Data shown —
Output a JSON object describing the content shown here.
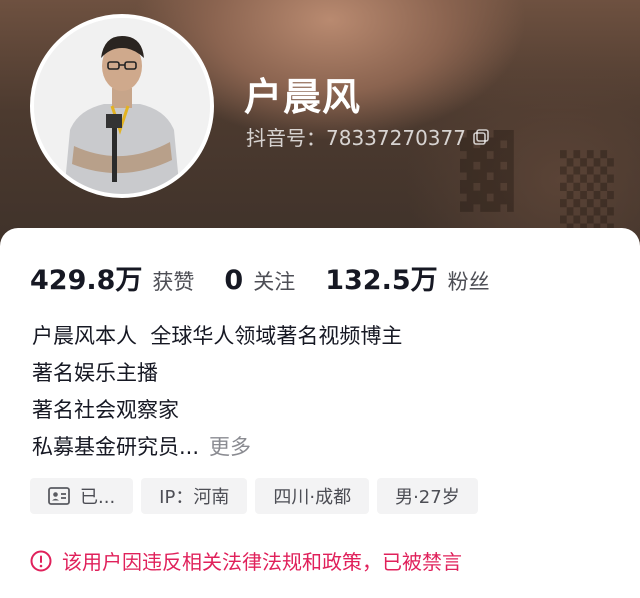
{
  "profile": {
    "name": "户晨风",
    "douyin_id_label": "抖音号：78337270377"
  },
  "stats": [
    {
      "value": "429.8万",
      "label": "获赞"
    },
    {
      "value": "0",
      "label": "关注"
    },
    {
      "value": "132.5万",
      "label": "粉丝"
    }
  ],
  "bio": {
    "lines": [
      "户晨风本人  全球华人领域著名视频博主",
      "著名娱乐主播",
      "著名社会观察家",
      "私募基金研究员..."
    ],
    "more_label": "更多"
  },
  "tags": {
    "verified": "已...",
    "ip": "IP：河南",
    "location": "四川·成都",
    "gender_age": "男·27岁"
  },
  "notice": {
    "text": "该用户因违反相关法律法规和政策，已被禁言",
    "color": "#e0215b",
    "icon": "alert-circle-icon"
  }
}
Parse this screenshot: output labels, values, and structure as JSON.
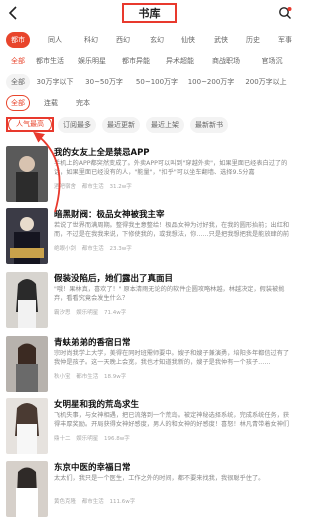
{
  "header": {
    "title": "书库",
    "back_icon": "chevron-left-icon",
    "search_icon": "search-icon",
    "accent": "#e8392d"
  },
  "filters": {
    "row1": [
      "都市",
      "同人",
      "科幻",
      "西幻",
      "玄幻",
      "仙侠",
      "武侠",
      "历史",
      "军事"
    ],
    "row2": [
      "全部",
      "都市生活",
      "娱乐明星",
      "都市异能",
      "异术超能",
      "商战职场",
      "官场沉"
    ],
    "row3": [
      "全部",
      "30万字以下",
      "30~50万字",
      "50~100万字",
      "100~200万字",
      "200万字以上"
    ],
    "row4": [
      "全部",
      "连载",
      "完本"
    ],
    "row5": [
      "人气最高",
      "订阅最多",
      "最近更新",
      "最近上架",
      "最新新书"
    ]
  },
  "books": [
    {
      "title": "我的女友上全是禁忌APP",
      "desc": "手机上的APP都突然变成了。外卖APP可以叫到\"穿越外卖\"，如果里面已经表白过了的话，如果里面已经没有的人，\"能量\"，\"扣乎\"可以坐车翻墙、选择9.5分嘉",
      "author": "酒吧宿舍",
      "category": "都市生活",
      "words": "31.2w字"
    },
    {
      "title": "暗黑财阀：极品女神被我主宰",
      "desc": "若说了世界而满周期。整得我主意整给！极品女神为讨好我，在我的圆形抬前；出红和而，不过是在我我来说，下修使我的，或我想法，你……只是把我想把我是能放肆的前",
      "author": "绝眼小剑",
      "category": "都市生活",
      "words": "23.3w字"
    },
    {
      "title": "假装没陷后，她们露出了真面目",
      "desc": "\"哦！果林真，喜欢了！\" 原本清雨无论的的软件企圆攻略林越，林越决定，假装被抛弃，看看究竟会发生什么？",
      "author": "霸汐思",
      "category": "娱乐明星",
      "words": "71.4w字"
    },
    {
      "title": "青蚨弟弟的香宿日常",
      "desc": "宗时尚我学上大学，美得在同时班需师要中。嫂子和嫂子兼演勇，培阳多年都信过有了我仲是孩子。这一天晚上会宽，我也才知道我新的，嫂子是我仲有一个孩子……",
      "author": "秋小宝",
      "category": "都市生活",
      "words": "18.9w字"
    },
    {
      "title": "女明星和我的荒岛求生",
      "desc": "飞机失事，与女神相遇，把已流落到一个荒岛。被定神秘选择系统，完成系统任务，获得丰厚奖励。开局获得女神好感度，男人的和女神的好感度！喜怒！林凡青带着女神们开启了荒……",
      "author": "鼎十二",
      "category": "娱乐明星",
      "words": "196.8w字"
    },
    {
      "title": "东京中医的幸福日常",
      "desc": "太太们，我只是一个医生，工作之外的时间，都不要来找我，我很聪乎住了。",
      "author": "黄色克隆",
      "category": "都市生活",
      "words": "111.6w字"
    }
  ]
}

Exercise task — Would you mind returning each entry above word for word, skipping the images?

Reply to the task —
Output a JSON object describing the content shown here.
{
  "profile": {
    "name": "户晨风",
    "douyin_id_label": "抖音号：78337270377"
  },
  "stats": [
    {
      "value": "429.8万",
      "label": "获赞"
    },
    {
      "value": "0",
      "label": "关注"
    },
    {
      "value": "132.5万",
      "label": "粉丝"
    }
  ],
  "bio": {
    "lines": [
      "户晨风本人  全球华人领域著名视频博主",
      "著名娱乐主播",
      "著名社会观察家",
      "私募基金研究员..."
    ],
    "more_label": "更多"
  },
  "tags": {
    "verified": "已...",
    "ip": "IP：河南",
    "location": "四川·成都",
    "gender_age": "男·27岁"
  },
  "notice": {
    "text": "该用户因违反相关法律法规和政策，已被禁言",
    "color": "#e0215b",
    "icon": "alert-circle-icon"
  }
}
Parse this screenshot: output labels, values, and structure as JSON.
{
  "header": {
    "title": "书库",
    "back_icon": "chevron-left-icon",
    "search_icon": "search-icon",
    "accent": "#e8392d"
  },
  "filters": {
    "row1": [
      "都市",
      "同人",
      "科幻",
      "西幻",
      "玄幻",
      "仙侠",
      "武侠",
      "历史",
      "军事"
    ],
    "row2": [
      "全部",
      "都市生活",
      "娱乐明星",
      "都市异能",
      "异术超能",
      "商战职场",
      "官场沉"
    ],
    "row3": [
      "全部",
      "30万字以下",
      "30~50万字",
      "50~100万字",
      "100~200万字",
      "200万字以上"
    ],
    "row4": [
      "全部",
      "连载",
      "完本"
    ],
    "row5": [
      "人气最高",
      "订阅最多",
      "最近更新",
      "最近上架",
      "最新新书"
    ]
  },
  "books": [
    {
      "title": "我的女友上全是禁忌APP",
      "desc": "手机上的APP都突然变成了。外卖APP可以叫到\"穿越外卖\"，如果里面已经表白过了的话，如果里面已经没有的人，\"能量\"，\"扣乎\"可以坐车翻墙、选择9.5分嘉",
      "author": "酒吧宿舍",
      "category": "都市生活",
      "words": "31.2w字"
    },
    {
      "title": "暗黑财阀：极品女神被我主宰",
      "desc": "若说了世界而满周期。整得我主意整给！极品女神为讨好我，在我的圆形抬前；出红和而，不过是在我我来说，下修使我的，或我想法，你……只是把我想把我是能放肆的前",
      "author": "绝眼小剑",
      "category": "都市生活",
      "words": "23.3w字"
    },
    {
      "title": "假装没陷后，她们露出了真面目",
      "desc": "\"哦！果林真，喜欢了！\" 原本清雨无论的的软件企圆攻略林越，林越决定，假装被抛弃，看看究竟会发生什么？",
      "author": "霸汐思",
      "category": "娱乐明星",
      "words": "71.4w字"
    },
    {
      "title": "青蚨弟弟的香宿日常",
      "desc": "宗时尚我学上大学，美得在同时班需师要中。嫂子和嫂子兼演勇，培阳多年都信过有了我仲是孩子。这一天晚上会宽，我也才知道我新的，嫂子是我仲有一个孩子……",
      "author": "秋小宝",
      "category": "都市生活",
      "words": "18.9w字"
    },
    {
      "title": "女明星和我的荒岛求生",
      "desc": "飞机失事，与女神相遇，把已流落到一个荒岛。被定神秘选择系统，完成系统任务，获得丰厚奖励。开局获得女神好感度，男人的和女神的好感度！喜怒！林凡青带着女神们开启了荒……",
      "author": "鼎十二",
      "category": "娱乐明星",
      "words": "196.8w字"
    },
    {
      "title": "东京中医的幸福日常",
      "desc": "太太们，我只是一个医生，工作之外的时间，都不要来找我，我很聪乎住了。",
      "author": "黄色克隆",
      "category": "都市生活",
      "words": "111.6w字"
    }
  ]
}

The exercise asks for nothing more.